▶ _Stated task_
Write out all of the entries exactly as given.

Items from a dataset
------------------------------------------------------------------------
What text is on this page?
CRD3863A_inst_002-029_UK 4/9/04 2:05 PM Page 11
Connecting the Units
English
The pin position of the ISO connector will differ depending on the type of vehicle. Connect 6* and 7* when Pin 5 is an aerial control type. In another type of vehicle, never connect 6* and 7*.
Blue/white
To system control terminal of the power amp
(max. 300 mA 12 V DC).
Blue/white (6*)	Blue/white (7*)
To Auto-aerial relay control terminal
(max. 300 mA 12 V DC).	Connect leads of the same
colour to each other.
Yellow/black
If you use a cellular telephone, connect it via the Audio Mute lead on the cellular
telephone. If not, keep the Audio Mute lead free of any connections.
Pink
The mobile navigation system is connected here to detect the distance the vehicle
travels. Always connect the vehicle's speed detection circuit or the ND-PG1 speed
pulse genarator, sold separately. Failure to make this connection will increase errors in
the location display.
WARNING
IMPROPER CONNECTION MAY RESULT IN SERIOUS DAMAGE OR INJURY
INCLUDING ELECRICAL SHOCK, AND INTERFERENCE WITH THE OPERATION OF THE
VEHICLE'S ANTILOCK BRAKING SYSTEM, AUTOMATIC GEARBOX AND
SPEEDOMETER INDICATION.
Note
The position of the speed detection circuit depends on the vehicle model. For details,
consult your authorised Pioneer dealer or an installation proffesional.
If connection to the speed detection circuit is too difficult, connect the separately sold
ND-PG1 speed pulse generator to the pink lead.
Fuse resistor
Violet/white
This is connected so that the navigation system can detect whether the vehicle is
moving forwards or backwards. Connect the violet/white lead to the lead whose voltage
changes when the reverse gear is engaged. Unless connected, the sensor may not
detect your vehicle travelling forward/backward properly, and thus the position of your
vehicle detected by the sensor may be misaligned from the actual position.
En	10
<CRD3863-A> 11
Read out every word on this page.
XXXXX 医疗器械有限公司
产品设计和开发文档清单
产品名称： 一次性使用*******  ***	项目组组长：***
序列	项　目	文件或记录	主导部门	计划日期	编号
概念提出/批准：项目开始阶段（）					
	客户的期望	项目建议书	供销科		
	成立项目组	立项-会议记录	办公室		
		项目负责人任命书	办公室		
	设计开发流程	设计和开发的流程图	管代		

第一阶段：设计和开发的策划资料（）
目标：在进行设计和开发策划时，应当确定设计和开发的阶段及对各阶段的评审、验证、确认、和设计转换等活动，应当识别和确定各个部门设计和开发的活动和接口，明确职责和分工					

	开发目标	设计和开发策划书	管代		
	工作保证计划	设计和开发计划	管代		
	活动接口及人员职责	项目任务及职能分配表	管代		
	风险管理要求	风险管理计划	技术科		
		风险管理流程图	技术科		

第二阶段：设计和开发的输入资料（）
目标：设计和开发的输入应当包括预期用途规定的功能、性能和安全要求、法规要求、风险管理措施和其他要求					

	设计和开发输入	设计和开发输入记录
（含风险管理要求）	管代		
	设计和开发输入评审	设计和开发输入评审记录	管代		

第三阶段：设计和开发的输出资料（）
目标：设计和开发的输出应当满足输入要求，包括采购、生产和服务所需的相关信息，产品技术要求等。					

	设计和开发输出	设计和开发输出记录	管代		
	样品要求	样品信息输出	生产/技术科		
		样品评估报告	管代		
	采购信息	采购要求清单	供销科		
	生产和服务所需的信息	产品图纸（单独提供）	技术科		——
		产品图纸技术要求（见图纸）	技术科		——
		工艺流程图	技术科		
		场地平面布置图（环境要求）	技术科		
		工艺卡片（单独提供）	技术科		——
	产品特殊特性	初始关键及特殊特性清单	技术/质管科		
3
------------------------------------------------------------------------
▶ _Answer to the exercise_
What text is on this page?
CRD3863A_inst_002-029_UK 4/9/04 2:05 PM Page 11
Connecting the Units
English
The pin position of the ISO connector will differ depending on the type of vehicle. Connect 6* and 7* when Pin 5 is an aerial control type. In another type of vehicle, never connect 6* and 7*.
Blue/white
To system control terminal of the power amp
(max. 300 mA 12 V DC).
Blue/white (6*)	Blue/white (7*)
To Auto-aerial relay control terminal
(max. 300 mA 12 V DC).	Connect leads of the same
colour to each other.
Yellow/black
If you use a cellular telephone, connect it via the Audio Mute lead on the cellular
telephone. If not, keep the Audio Mute lead free of any connections.
Pink
The mobile navigation system is connected here to detect the distance the vehicle
travels. Always connect the vehicle's speed detection circuit or the ND-PG1 speed
pulse genarator, sold separately. Failure to make this connection will increase errors in
the location display.
WARNING
IMPROPER CONNECTION MAY RESULT IN SERIOUS DAMAGE OR INJURY
INCLUDING ELECRICAL SHOCK, AND INTERFERENCE WITH THE OPERATION OF THE
VEHICLE'S ANTILOCK BRAKING SYSTEM, AUTOMATIC GEARBOX AND
SPEEDOMETER INDICATION.
Note
The position of the speed detection circuit depends on the vehicle model. For details,
consult your authorised Pioneer dealer or an installation proffesional.
If connection to the speed detection circuit is too difficult, connect the separately sold
ND-PG1 speed pulse generator to the pink lead.
Fuse resistor
Violet/white
This is connected so that the navigation system can detect whether the vehicle is
moving forwards or backwards. Connect the violet/white lead to the lead whose voltage
changes when the reverse gear is engaged. Unless connected, the sensor may not
detect your vehicle travelling forward/backward properly, and thus the position of your
vehicle detected by the sensor may be misaligned from the actual position.
En	10
<CRD3863-A> 11
Read out every word on this page.
XXXXX 医疗器械有限公司
产品设计和开发文档清单
产品名称： 一次性使用*******  ***	项目组组长：***
序列	项　目	文件或记录	主导部门	计划日期	编号
概念提出/批准：项目开始阶段（）					
	客户的期望	项目建议书	供销科		
	成立项目组	立项-会议记录	办公室		
		项目负责人任命书	办公室		
	设计开发流程	设计和开发的流程图	管代		

第一阶段：设计和开发的策划资料（）
目标：在进行设计和开发策划时，应当确定设计和开发的阶段及对各阶段的评审、验证、确认、和设计转换等活动，应当识别和确定各个部门设计和开发的活动和接口，明确职责和分工					

	开发目标	设计和开发策划书	管代		
	工作保证计划	设计和开发计划	管代		
	活动接口及人员职责	项目任务及职能分配表	管代		
	风险管理要求	风险管理计划	技术科		
		风险管理流程图	技术科		

第二阶段：设计和开发的输入资料（）
目标：设计和开发的输入应当包括预期用途规定的功能、性能和安全要求、法规要求、风险管理措施和其他要求					

	设计和开发输入	设计和开发输入记录
（含风险管理要求）	管代		
	设计和开发输入评审	设计和开发输入评审记录	管代		

第三阶段：设计和开发的输出资料（）
目标：设计和开发的输出应当满足输入要求，包括采购、生产和服务所需的相关信息，产品技术要求等。					

	设计和开发输出	设计和开发输出记录	管代		
	样品要求	样品信息输出	生产/技术科		
		样品评估报告	管代		
	采购信息	采购要求清单	供销科		
	生产和服务所需的信息	产品图纸（单独提供）	技术科		——
		产品图纸技术要求（见图纸）	技术科		——
		工艺流程图	技术科		
		场地平面布置图（环境要求）	技术科		
		工艺卡片（单独提供）	技术科		——
	产品特殊特性	初始关键及特殊特性清单	技术/质管科		
3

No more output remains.